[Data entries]

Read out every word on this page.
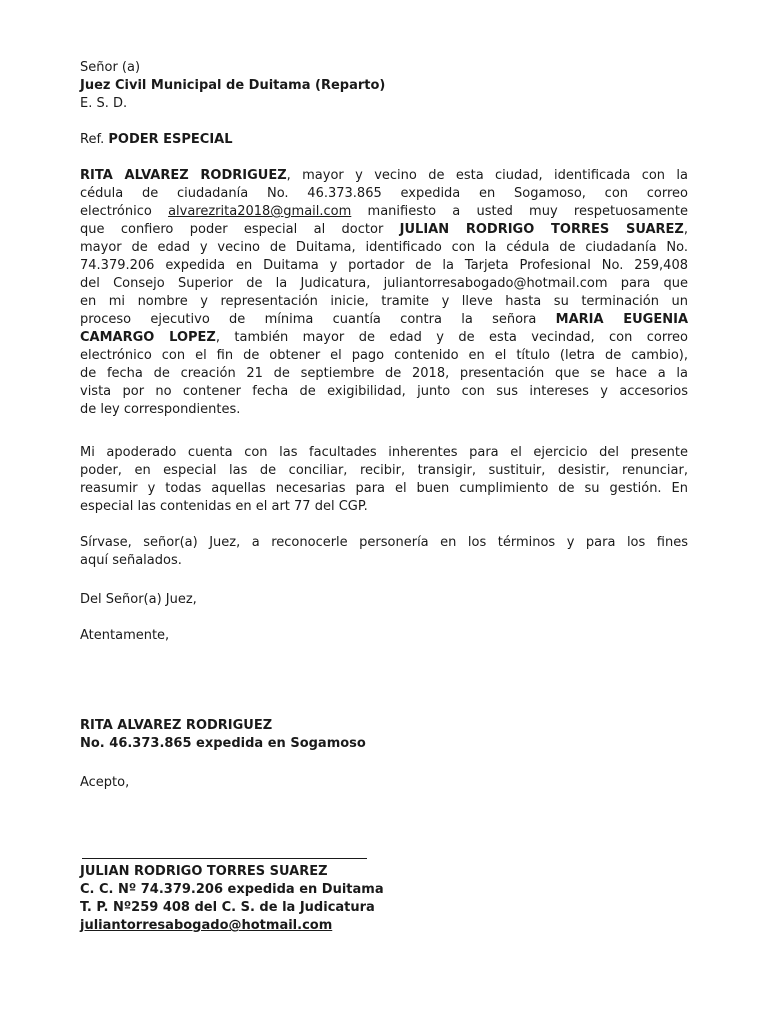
Señor (a)
Juez Civil Municipal de Duitama (Reparto)
E. S. D.
Ref. PODER ESPECIAL
RITA ALVAREZ RODRIGUEZ, mayor y vecino de esta ciudad, identificada con la
cédula de ciudadanía No. 46.373.865 expedida en Sogamoso, con correo
electrónico alvarezrita2018@gmail.com manifiesto a usted muy respetuosamente
que confiero poder especial al doctor JULIAN RODRIGO TORRES SUAREZ,
mayor de edad y vecino de Duitama, identificado con la cédula de ciudadanía No.
74.379.206 expedida en Duitama y portador de la Tarjeta Profesional No. 259,408
del Consejo Superior de la Judicatura, juliantorresabogado@hotmail.com para que
en mi nombre y representación inicie, tramite y lleve hasta su terminación un
proceso ejecutivo de mínima cuantía contra la señora MARIA EUGENIA
CAMARGO LOPEZ, también mayor de edad y de esta vecindad, con correo
electrónico con el fin de obtener el pago contenido en el título (letra de cambio),
de fecha de creación 21 de septiembre de 2018, presentación que se hace a la
vista por no contener fecha de exigibilidad, junto con sus intereses y accesorios
de ley correspondientes.
Mi apoderado cuenta con las facultades inherentes para el ejercicio del presente
poder, en especial las de conciliar, recibir, transigir, sustituir, desistir, renunciar,
reasumir y todas aquellas necesarias para el buen cumplimiento de su gestión. En
especial las contenidas en el art 77 del CGP.
Sírvase, señor(a) Juez, a reconocerle personería en los términos y para los fines
aquí señalados.
Del Señor(a) Juez,
Atentamente,
RITA ALVAREZ RODRIGUEZ
No. 46.373.865 expedida en Sogamoso
Acepto,
JULIAN RODRIGO TORRES SUAREZ
C. C. Nº 74.379.206 expedida en Duitama
T. P. Nº259 408 del C. S. de la Judicatura
juliantorresabogado@hotmail.com
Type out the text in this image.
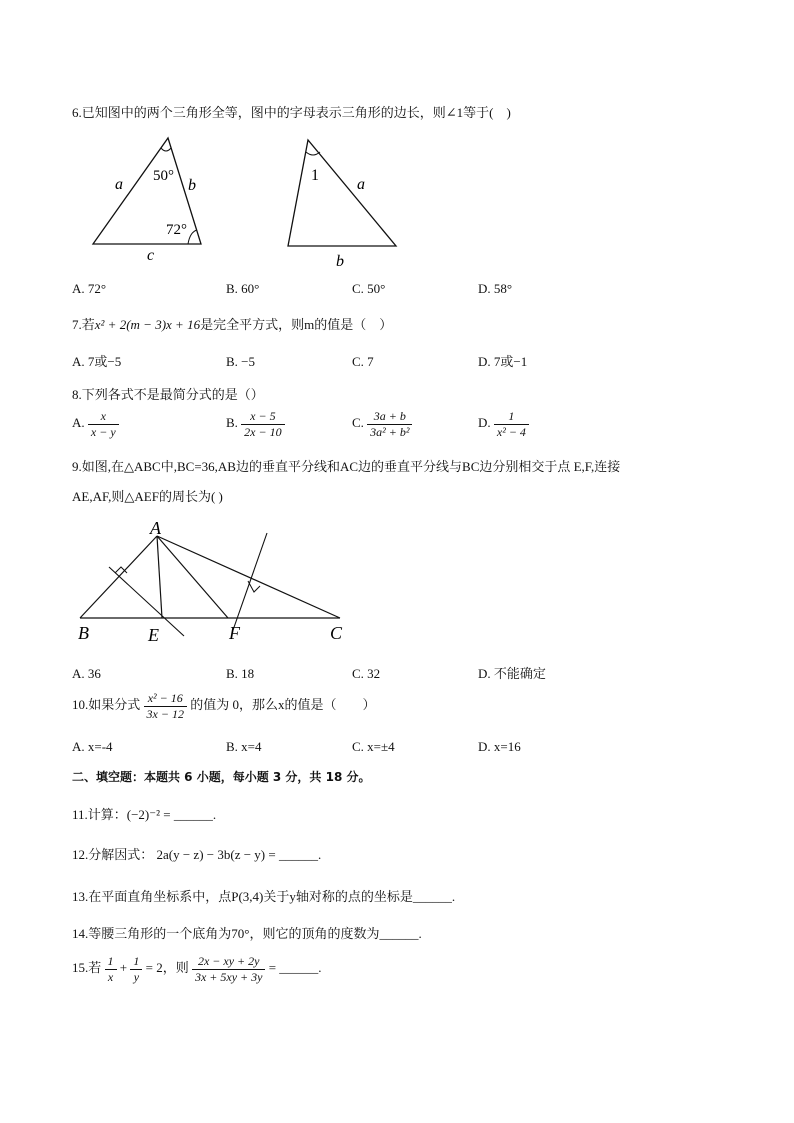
6.已知图中的两个三角形全等，图中的字母表示三角形的边长，则∠1等于(　)
a	b
c
50°
72°
1
a
b
A. 72°	B. 60°	C. 50°	D. 58°
7.若x² + 2(m − 3)x + 16是完全平方式，则m的值是（　）
A. 7或−5	B. −5	C. 7	D. 7或−1
8.下列各式不是最简分式的是（）
A. $\frac{x}{x - y}$	B. $\frac{x - 5}{2x - 10}$	C. $\frac{3a + b}{\text{3a² + b²}}$	D. $\frac{1}{\text{x² − 4}}$
9.如图,在△ABC中,BC=36,AB边的垂直平分线和AC边的垂直平分线与BC边分别相交于点 E,F,连接
AE,AF,则△AEF的周长为( )
A
B	E	F	C
A. 36	B. 18	C. 32	D. 不能确定
10.如果分式 $\frac{\text{x² − 16}}{3x - 12}$ 的值为 0，那么x的值是（　　）
A. x=-4	B. x=4	C. x=±4	D. x=16
二、填空题：本题共 6 小题，每小题 3 分，共 18 分。
11.计算：(−2)⁻² = ______.
12.分解因式： 2a(y − z) − 3b(z − y) = ______.
13.在平面直角坐标系中，点P(3,4)关于y轴对称的点的坐标是______.
14.等腰三角形的一个底角为70°，则它的顶角的度数为______.
15.若 $\frac{1}{x} + \frac{1}{y} = 2$，则 $\frac{2x - xy + 2y}{3x + 5xy + 3y}$ = ______.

● Task directions: Restate every record exactly, please; do not copy the pictures.

● Answer:
Read out every word on this page.
Señor (a)
Juez Civil Municipal de Duitama (Reparto)
E. S. D.
Ref. PODER ESPECIAL
RITA ALVAREZ RODRIGUEZ, mayor y vecino de esta ciudad, identificada con la
cédula de ciudadanía No. 46.373.865 expedida en Sogamoso, con correo
electrónico alvarezrita2018@gmail.com manifiesto a usted muy respetuosamente
que confiero poder especial al doctor JULIAN RODRIGO TORRES SUAREZ,
mayor de edad y vecino de Duitama, identificado con la cédula de ciudadanía No.
74.379.206 expedida en Duitama y portador de la Tarjeta Profesional No. 259,408
del Consejo Superior de la Judicatura, juliantorresabogado@hotmail.com para que
en mi nombre y representación inicie, tramite y lleve hasta su terminación un
proceso ejecutivo de mínima cuantía contra la señora MARIA EUGENIA
CAMARGO LOPEZ, también mayor de edad y de esta vecindad, con correo
electrónico con el fin de obtener el pago contenido en el título (letra de cambio),
de fecha de creación 21 de septiembre de 2018, presentación que se hace a la
vista por no contener fecha de exigibilidad, junto con sus intereses y accesorios
de ley correspondientes.
Mi apoderado cuenta con las facultades inherentes para el ejercicio del presente
poder, en especial las de conciliar, recibir, transigir, sustituir, desistir, renunciar,
reasumir y todas aquellas necesarias para el buen cumplimiento de su gestión. En
especial las contenidas en el art 77 del CGP.
Sírvase, señor(a) Juez, a reconocerle personería en los términos y para los fines
aquí señalados.
Del Señor(a) Juez,
Atentamente,
RITA ALVAREZ RODRIGUEZ
No. 46.373.865 expedida en Sogamoso
Acepto,
JULIAN RODRIGO TORRES SUAREZ
C. C. Nº 74.379.206 expedida en Duitama
T. P. Nº259 408 del C. S. de la Judicatura
juliantorresabogado@hotmail.com
Type out the text in this image.
6.已知图中的两个三角形全等，图中的字母表示三角形的边长，则∠1等于(　)
a	b
c
50°
72°
1
a
b
A. 72°	B. 60°	C. 50°	D. 58°
7.若x² + 2(m − 3)x + 16是完全平方式，则m的值是（　）
A. 7或−5	B. −5	C. 7	D. 7或−1
8.下列各式不是最简分式的是（）
A. $\frac{x}{x - y}$	B. $\frac{x - 5}{2x - 10}$	C. $\frac{3a + b}{\text{3a² + b²}}$	D. $\frac{1}{\text{x² − 4}}$
9.如图,在△ABC中,BC=36,AB边的垂直平分线和AC边的垂直平分线与BC边分别相交于点 E,F,连接
AE,AF,则△AEF的周长为( )
A
B	E	F	C
A. 36	B. 18	C. 32	D. 不能确定
10.如果分式 $\frac{\text{x² − 16}}{3x - 12}$ 的值为 0，那么x的值是（　　）
A. x=-4	B. x=4	C. x=±4	D. x=16
二、填空题：本题共 6 小题，每小题 3 分，共 18 分。
11.计算：(−2)⁻² = ______.
12.分解因式： 2a(y − z) − 3b(z − y) = ______.
13.在平面直角坐标系中，点P(3,4)关于y轴对称的点的坐标是______.
14.等腰三角形的一个底角为70°，则它的顶角的度数为______.
15.若 $\frac{1}{x} + \frac{1}{y} = 2$，则 $\frac{2x - xy + 2y}{3x + 5xy + 3y}$ = ______.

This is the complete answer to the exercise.